═════ AVAILABLE DATA ═════
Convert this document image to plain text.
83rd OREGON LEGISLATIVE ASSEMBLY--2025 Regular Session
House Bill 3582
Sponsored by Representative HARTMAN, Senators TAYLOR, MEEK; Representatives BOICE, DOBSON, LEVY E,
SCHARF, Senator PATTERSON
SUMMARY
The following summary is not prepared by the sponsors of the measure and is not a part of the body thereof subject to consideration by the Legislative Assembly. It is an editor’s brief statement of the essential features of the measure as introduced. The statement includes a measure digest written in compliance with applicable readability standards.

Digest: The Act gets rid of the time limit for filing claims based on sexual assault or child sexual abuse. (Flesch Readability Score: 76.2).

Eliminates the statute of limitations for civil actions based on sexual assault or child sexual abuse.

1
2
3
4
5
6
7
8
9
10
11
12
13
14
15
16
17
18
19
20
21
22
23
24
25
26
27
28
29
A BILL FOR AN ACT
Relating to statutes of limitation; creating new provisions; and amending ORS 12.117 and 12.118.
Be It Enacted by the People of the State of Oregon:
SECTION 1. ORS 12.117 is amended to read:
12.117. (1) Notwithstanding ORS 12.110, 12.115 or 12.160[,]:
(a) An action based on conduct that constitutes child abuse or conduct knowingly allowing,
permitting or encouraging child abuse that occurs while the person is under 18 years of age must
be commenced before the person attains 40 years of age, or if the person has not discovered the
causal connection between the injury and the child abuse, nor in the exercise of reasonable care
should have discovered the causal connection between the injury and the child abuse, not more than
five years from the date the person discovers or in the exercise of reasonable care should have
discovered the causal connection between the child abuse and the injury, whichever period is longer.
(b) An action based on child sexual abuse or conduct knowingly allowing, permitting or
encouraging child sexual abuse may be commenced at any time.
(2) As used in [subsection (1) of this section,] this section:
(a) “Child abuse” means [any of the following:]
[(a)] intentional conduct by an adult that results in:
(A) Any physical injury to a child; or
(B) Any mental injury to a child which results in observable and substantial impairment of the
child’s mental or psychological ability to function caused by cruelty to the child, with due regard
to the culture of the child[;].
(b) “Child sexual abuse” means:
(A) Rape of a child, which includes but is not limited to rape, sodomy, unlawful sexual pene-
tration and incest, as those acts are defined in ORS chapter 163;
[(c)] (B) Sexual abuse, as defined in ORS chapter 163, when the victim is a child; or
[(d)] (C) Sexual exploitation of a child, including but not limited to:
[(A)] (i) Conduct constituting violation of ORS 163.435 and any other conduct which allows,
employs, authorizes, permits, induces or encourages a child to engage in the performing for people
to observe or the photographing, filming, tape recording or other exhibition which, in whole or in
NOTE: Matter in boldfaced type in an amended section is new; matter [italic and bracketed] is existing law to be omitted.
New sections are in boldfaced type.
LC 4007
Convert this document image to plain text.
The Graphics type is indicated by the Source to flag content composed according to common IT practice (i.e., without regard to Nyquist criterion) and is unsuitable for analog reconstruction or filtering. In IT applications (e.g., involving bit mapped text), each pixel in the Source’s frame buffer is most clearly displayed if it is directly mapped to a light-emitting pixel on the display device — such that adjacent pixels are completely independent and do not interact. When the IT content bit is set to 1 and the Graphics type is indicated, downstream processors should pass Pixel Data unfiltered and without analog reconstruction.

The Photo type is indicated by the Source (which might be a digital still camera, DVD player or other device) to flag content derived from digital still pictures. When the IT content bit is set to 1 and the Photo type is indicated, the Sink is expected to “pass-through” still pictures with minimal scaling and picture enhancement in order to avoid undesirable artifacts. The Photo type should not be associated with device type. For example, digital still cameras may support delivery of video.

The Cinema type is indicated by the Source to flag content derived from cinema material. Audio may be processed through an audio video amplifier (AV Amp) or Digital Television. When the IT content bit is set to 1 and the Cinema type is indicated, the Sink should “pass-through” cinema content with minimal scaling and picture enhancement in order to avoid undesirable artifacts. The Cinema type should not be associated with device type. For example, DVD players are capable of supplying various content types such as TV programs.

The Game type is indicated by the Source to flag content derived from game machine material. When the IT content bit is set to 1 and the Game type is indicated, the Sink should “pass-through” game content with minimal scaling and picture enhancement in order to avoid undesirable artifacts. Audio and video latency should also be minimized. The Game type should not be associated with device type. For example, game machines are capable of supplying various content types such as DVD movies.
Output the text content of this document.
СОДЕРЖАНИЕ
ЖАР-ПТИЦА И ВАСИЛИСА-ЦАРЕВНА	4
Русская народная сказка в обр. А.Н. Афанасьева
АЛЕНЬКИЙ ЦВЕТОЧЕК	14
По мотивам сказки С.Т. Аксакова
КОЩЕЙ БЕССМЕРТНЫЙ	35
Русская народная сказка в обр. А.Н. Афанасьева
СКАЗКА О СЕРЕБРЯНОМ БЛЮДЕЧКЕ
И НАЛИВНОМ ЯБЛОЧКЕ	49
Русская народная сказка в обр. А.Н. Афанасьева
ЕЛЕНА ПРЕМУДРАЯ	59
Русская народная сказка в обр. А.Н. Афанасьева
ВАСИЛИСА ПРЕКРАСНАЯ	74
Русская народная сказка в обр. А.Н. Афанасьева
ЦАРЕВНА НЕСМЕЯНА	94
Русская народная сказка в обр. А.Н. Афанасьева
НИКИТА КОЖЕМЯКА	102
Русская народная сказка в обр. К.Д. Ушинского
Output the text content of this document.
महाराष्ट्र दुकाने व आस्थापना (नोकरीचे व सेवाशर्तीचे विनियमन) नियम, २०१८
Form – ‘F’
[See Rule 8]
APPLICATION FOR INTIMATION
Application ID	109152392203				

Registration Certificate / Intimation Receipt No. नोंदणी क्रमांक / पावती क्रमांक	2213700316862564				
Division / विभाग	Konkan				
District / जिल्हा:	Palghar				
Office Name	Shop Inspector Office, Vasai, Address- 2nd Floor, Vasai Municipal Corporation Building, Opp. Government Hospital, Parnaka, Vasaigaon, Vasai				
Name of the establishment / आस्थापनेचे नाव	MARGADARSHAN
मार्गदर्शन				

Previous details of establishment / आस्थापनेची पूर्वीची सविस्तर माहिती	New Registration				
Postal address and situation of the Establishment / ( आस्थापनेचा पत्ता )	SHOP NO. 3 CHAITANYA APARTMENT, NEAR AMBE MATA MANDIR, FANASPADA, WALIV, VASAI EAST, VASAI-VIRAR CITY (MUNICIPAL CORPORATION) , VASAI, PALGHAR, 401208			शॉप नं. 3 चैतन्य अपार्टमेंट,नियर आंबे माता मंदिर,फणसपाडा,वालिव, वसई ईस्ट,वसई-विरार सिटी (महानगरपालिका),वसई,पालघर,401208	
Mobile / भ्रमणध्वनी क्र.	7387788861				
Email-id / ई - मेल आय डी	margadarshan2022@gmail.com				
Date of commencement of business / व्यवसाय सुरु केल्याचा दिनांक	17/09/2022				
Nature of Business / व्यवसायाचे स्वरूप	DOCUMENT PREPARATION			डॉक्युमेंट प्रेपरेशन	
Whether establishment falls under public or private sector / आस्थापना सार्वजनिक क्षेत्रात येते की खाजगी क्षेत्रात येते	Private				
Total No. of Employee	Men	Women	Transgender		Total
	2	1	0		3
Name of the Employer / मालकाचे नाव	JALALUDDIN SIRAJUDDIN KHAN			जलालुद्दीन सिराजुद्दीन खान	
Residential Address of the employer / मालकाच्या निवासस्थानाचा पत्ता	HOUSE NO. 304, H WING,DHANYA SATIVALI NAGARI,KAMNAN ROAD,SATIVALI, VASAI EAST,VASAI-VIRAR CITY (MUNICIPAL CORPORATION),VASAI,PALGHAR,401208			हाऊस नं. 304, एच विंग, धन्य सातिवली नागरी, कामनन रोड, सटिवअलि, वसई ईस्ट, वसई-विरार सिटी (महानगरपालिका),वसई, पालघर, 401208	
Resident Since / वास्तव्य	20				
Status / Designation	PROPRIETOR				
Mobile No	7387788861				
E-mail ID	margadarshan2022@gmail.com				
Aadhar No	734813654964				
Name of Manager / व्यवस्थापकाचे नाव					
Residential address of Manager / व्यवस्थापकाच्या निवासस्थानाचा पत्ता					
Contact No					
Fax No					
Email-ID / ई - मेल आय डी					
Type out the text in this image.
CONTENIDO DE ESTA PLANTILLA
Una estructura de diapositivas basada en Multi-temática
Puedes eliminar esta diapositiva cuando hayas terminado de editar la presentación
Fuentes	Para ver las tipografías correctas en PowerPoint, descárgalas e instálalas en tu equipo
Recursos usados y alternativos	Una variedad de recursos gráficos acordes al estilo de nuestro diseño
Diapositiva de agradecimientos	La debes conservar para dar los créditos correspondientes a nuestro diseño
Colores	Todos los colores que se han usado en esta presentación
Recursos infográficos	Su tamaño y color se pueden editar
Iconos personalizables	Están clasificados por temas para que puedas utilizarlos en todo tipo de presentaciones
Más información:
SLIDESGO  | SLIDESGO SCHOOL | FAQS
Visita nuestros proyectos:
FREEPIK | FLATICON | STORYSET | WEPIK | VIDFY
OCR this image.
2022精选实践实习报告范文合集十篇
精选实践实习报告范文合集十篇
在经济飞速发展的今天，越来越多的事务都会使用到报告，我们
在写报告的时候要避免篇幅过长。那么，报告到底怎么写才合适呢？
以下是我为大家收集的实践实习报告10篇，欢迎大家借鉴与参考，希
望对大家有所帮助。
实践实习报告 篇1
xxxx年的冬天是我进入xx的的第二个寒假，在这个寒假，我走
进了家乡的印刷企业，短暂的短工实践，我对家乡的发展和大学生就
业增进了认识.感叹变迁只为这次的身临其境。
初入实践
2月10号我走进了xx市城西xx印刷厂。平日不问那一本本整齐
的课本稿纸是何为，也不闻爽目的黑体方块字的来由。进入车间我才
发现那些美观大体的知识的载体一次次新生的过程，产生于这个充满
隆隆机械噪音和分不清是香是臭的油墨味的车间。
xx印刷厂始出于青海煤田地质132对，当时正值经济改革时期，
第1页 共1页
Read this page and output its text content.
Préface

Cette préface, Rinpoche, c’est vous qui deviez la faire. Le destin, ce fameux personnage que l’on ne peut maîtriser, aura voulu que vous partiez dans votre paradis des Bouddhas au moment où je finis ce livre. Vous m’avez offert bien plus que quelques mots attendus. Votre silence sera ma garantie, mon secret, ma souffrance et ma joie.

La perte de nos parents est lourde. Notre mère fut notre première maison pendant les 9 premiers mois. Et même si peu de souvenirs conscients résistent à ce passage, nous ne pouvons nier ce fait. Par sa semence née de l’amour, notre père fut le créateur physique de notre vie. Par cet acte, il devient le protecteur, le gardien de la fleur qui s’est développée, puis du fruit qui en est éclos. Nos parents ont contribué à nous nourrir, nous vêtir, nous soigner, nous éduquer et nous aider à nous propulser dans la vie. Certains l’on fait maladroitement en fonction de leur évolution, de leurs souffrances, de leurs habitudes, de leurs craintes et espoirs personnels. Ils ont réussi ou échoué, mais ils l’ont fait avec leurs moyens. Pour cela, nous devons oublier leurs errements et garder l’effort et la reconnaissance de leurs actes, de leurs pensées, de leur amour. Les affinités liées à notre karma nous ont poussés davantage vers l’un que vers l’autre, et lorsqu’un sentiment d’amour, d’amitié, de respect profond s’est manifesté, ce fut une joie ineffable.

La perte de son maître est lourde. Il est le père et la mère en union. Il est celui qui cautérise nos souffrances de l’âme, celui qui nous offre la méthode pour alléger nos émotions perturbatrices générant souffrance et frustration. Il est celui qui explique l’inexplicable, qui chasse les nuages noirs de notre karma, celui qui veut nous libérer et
═════
Filter the entries down to the lines with the word "image" in them.

Convert this document image to plain text.
Convert this document image to plain text.
Type out the text in this image.
OCR this image.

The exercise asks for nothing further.